• **What is required**: Gather the lines that hold the string "Error".
— Start Listed records —
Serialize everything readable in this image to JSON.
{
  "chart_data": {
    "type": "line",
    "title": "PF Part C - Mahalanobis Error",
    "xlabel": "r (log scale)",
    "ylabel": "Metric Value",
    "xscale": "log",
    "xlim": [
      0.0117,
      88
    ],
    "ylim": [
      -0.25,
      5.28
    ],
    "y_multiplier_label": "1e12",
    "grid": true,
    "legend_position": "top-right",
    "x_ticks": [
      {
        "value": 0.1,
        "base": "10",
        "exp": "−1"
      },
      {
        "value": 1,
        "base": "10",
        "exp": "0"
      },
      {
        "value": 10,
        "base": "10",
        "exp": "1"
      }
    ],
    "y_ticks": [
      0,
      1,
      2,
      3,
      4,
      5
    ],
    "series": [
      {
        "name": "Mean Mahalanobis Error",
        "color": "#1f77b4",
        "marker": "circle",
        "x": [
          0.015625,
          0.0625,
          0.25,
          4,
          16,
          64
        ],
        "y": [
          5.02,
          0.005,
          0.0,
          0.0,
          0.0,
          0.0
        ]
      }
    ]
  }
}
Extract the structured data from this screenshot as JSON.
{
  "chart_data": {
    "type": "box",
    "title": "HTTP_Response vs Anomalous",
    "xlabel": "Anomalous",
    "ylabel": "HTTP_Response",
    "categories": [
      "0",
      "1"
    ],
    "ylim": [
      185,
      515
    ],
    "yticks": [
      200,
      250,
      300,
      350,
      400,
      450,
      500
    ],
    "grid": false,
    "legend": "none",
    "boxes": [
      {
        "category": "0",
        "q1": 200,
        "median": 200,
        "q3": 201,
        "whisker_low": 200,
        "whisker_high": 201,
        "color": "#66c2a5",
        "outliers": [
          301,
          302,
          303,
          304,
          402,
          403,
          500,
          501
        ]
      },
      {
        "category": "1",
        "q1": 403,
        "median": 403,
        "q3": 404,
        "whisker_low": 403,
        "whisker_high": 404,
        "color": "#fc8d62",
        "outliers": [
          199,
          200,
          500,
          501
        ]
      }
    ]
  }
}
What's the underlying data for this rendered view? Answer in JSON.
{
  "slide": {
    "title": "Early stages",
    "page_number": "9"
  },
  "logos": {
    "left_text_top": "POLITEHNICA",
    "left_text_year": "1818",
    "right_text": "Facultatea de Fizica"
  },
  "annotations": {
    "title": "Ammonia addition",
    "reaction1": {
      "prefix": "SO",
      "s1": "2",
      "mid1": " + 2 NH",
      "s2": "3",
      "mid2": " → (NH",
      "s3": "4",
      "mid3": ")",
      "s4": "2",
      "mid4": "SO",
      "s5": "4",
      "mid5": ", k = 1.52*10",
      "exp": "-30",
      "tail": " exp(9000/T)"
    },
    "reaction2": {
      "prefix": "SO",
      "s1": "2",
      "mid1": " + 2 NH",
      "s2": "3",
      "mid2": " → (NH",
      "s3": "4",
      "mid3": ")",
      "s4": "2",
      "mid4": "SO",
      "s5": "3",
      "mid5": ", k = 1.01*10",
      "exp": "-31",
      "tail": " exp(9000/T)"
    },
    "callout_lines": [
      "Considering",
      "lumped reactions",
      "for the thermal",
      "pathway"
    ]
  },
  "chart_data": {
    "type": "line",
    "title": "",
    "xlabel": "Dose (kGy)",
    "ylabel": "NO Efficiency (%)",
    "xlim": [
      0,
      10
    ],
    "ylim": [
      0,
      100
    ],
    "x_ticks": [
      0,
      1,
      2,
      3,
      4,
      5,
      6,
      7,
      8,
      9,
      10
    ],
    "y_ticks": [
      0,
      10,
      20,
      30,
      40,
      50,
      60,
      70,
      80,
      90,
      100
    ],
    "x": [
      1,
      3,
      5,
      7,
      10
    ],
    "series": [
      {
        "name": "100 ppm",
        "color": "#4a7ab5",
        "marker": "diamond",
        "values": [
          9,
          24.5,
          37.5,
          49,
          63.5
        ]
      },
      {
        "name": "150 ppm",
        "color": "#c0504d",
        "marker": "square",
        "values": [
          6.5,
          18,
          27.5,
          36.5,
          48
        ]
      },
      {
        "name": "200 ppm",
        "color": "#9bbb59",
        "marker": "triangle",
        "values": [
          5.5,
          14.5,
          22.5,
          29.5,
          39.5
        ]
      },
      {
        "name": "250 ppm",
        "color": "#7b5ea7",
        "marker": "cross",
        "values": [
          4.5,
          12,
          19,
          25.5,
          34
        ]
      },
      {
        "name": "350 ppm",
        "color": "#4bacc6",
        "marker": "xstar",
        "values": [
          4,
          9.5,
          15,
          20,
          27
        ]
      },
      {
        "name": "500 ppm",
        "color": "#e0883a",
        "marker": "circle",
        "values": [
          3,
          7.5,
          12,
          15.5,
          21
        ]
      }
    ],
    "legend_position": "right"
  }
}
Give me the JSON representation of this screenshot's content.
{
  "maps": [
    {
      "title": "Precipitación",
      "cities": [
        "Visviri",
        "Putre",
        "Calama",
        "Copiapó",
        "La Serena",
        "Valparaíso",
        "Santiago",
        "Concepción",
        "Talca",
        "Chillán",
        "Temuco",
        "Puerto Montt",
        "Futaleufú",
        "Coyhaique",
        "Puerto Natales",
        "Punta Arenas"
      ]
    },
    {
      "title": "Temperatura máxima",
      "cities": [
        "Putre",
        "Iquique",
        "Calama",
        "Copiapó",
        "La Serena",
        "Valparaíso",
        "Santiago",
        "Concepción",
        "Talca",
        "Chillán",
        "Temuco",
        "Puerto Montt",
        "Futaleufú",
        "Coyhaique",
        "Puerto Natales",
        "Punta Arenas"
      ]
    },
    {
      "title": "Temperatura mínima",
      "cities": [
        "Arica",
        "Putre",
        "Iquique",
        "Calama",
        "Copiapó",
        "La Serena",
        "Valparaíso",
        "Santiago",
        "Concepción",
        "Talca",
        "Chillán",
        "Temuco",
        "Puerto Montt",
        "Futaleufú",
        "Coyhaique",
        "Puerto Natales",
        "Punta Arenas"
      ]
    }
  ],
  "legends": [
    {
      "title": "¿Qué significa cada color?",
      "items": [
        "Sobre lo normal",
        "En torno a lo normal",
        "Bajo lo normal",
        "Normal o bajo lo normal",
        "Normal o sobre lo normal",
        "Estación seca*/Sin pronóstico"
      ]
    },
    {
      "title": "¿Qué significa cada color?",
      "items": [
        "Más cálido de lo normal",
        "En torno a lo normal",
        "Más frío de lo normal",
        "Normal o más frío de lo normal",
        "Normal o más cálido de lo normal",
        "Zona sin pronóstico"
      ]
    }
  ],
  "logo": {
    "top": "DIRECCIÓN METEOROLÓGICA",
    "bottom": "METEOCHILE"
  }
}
— End Listed records —
• **The reply**:
    "title": "PF Part C - Mahalanobis Error",
        "name": "Mean Mahalanobis Error",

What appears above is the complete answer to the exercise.